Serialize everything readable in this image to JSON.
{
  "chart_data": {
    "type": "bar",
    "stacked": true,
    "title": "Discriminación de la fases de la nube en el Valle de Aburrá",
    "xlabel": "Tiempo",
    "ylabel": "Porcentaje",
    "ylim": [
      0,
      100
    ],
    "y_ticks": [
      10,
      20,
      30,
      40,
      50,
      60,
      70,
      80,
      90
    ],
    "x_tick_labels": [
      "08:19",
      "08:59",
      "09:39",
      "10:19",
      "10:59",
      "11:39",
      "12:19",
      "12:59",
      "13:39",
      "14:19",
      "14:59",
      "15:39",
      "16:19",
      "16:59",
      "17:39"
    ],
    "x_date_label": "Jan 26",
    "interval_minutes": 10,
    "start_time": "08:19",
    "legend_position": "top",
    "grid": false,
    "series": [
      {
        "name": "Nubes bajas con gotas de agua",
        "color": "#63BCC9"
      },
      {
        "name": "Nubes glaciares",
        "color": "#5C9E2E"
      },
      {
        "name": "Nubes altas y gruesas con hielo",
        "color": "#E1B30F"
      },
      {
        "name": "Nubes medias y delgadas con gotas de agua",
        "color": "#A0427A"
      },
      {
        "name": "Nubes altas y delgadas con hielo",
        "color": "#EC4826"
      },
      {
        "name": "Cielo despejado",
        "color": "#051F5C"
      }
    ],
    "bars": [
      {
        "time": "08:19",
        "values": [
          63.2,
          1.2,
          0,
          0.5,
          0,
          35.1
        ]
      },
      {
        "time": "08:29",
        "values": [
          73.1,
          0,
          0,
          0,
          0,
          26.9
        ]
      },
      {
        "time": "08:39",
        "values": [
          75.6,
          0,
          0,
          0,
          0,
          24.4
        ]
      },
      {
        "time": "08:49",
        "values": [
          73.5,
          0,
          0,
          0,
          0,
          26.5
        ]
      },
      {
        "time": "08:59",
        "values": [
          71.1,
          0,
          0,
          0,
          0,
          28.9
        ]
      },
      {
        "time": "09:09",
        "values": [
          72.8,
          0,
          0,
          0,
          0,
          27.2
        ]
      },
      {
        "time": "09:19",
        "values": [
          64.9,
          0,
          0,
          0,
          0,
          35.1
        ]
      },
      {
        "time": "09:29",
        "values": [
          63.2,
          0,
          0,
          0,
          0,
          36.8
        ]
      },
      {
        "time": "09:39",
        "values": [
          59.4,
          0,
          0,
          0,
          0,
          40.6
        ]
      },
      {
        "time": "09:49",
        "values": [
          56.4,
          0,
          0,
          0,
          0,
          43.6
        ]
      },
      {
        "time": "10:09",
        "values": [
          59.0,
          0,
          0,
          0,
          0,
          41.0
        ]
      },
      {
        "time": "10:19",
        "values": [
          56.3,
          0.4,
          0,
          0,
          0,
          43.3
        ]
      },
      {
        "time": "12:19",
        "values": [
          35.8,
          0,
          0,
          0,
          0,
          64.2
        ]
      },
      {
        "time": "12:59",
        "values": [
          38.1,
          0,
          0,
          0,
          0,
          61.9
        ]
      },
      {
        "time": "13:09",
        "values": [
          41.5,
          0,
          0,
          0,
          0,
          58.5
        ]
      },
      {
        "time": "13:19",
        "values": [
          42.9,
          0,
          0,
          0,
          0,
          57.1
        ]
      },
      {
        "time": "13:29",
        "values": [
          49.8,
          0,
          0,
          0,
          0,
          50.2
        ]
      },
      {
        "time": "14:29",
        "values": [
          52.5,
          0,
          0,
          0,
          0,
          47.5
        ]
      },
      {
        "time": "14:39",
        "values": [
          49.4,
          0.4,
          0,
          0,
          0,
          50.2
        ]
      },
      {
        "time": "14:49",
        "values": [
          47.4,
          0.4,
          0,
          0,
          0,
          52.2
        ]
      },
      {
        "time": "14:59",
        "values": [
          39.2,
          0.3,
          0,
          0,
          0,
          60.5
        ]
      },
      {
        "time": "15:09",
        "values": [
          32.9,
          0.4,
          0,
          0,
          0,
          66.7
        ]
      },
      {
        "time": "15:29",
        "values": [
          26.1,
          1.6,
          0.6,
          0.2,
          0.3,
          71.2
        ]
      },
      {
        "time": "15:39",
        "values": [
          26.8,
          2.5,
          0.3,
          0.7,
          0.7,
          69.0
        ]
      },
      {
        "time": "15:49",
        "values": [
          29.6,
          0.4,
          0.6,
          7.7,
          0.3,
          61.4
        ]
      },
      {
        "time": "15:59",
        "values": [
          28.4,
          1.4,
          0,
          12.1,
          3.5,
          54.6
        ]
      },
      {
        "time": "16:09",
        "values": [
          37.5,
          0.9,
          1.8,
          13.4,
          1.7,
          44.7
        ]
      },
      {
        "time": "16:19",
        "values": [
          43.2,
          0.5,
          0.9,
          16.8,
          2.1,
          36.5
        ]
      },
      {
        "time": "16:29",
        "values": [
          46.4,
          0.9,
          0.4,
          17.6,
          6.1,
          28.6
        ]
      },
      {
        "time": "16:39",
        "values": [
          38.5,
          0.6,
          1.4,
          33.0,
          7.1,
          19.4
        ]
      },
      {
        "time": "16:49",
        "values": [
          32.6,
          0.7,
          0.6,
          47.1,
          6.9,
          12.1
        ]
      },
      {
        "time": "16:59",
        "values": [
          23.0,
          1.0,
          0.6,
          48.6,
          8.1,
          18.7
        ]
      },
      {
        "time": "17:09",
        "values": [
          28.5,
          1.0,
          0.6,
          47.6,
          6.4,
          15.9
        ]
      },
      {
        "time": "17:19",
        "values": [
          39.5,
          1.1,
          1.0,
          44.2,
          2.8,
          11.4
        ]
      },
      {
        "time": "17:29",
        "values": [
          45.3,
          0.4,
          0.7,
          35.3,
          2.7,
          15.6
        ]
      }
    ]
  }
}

§ **Task description**:
From the data, pick out every line that includes "color".

§ **Solution for this task**:
        "color": "#63BCC9"
        "color": "#5C9E2E"
        "color": "#E1B30F"
        "color": "#A0427A"
        "color": "#EC4826"
        "color": "#051F5C"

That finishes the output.